• **PROBLEM DETAILS**: Repeat exactly each line of the data provided below.

• **RECORD EXCERPTS**:
----
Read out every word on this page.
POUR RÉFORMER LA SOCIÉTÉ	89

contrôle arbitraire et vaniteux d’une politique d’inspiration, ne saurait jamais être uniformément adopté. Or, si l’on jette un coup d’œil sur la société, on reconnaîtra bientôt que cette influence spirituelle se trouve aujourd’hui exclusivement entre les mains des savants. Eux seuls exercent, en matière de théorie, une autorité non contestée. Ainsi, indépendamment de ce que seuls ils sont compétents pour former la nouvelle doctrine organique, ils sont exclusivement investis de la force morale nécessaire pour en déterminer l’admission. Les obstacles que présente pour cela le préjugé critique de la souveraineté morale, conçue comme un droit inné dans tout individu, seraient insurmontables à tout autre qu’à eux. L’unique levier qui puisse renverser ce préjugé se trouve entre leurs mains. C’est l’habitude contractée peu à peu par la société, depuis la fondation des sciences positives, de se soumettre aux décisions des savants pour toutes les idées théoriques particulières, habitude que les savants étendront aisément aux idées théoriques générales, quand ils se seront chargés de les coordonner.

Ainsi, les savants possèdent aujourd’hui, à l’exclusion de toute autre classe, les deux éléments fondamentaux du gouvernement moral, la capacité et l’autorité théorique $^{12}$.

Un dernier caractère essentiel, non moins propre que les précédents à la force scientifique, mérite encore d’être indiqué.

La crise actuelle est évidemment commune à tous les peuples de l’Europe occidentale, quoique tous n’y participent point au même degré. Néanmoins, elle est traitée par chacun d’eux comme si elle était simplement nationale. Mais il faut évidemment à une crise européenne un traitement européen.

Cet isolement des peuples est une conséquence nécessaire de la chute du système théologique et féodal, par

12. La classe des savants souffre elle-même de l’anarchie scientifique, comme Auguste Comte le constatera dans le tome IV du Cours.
----
• **WRITTEN RESPONSE**:
Read out every word on this page.
POUR RÉFORMER LA SOCIÉTÉ	89

contrôle arbitraire et vaniteux d’une politique d’inspiration, ne saurait jamais être uniformément adopté. Or, si l’on jette un coup d’œil sur la société, on reconnaîtra bientôt que cette influence spirituelle se trouve aujourd’hui exclusivement entre les mains des savants. Eux seuls exercent, en matière de théorie, une autorité non contestée. Ainsi, indépendamment de ce que seuls ils sont compétents pour former la nouvelle doctrine organique, ils sont exclusivement investis de la force morale nécessaire pour en déterminer l’admission. Les obstacles que présente pour cela le préjugé critique de la souveraineté morale, conçue comme un droit inné dans tout individu, seraient insurmontables à tout autre qu’à eux. L’unique levier qui puisse renverser ce préjugé se trouve entre leurs mains. C’est l’habitude contractée peu à peu par la société, depuis la fondation des sciences positives, de se soumettre aux décisions des savants pour toutes les idées théoriques particulières, habitude que les savants étendront aisément aux idées théoriques générales, quand ils se seront chargés de les coordonner.

Ainsi, les savants possèdent aujourd’hui, à l’exclusion de toute autre classe, les deux éléments fondamentaux du gouvernement moral, la capacité et l’autorité théorique $^{12}$.

Un dernier caractère essentiel, non moins propre que les précédents à la force scientifique, mérite encore d’être indiqué.

La crise actuelle est évidemment commune à tous les peuples de l’Europe occidentale, quoique tous n’y participent point au même degré. Néanmoins, elle est traitée par chacun d’eux comme si elle était simplement nationale. Mais il faut évidemment à une crise européenne un traitement européen.

Cet isolement des peuples est une conséquence nécessaire de la chute du système théologique et féodal, par

12. La classe des savants souffre elle-même de l’anarchie scientifique, comme Auguste Comte le constatera dans le tome IV du Cours.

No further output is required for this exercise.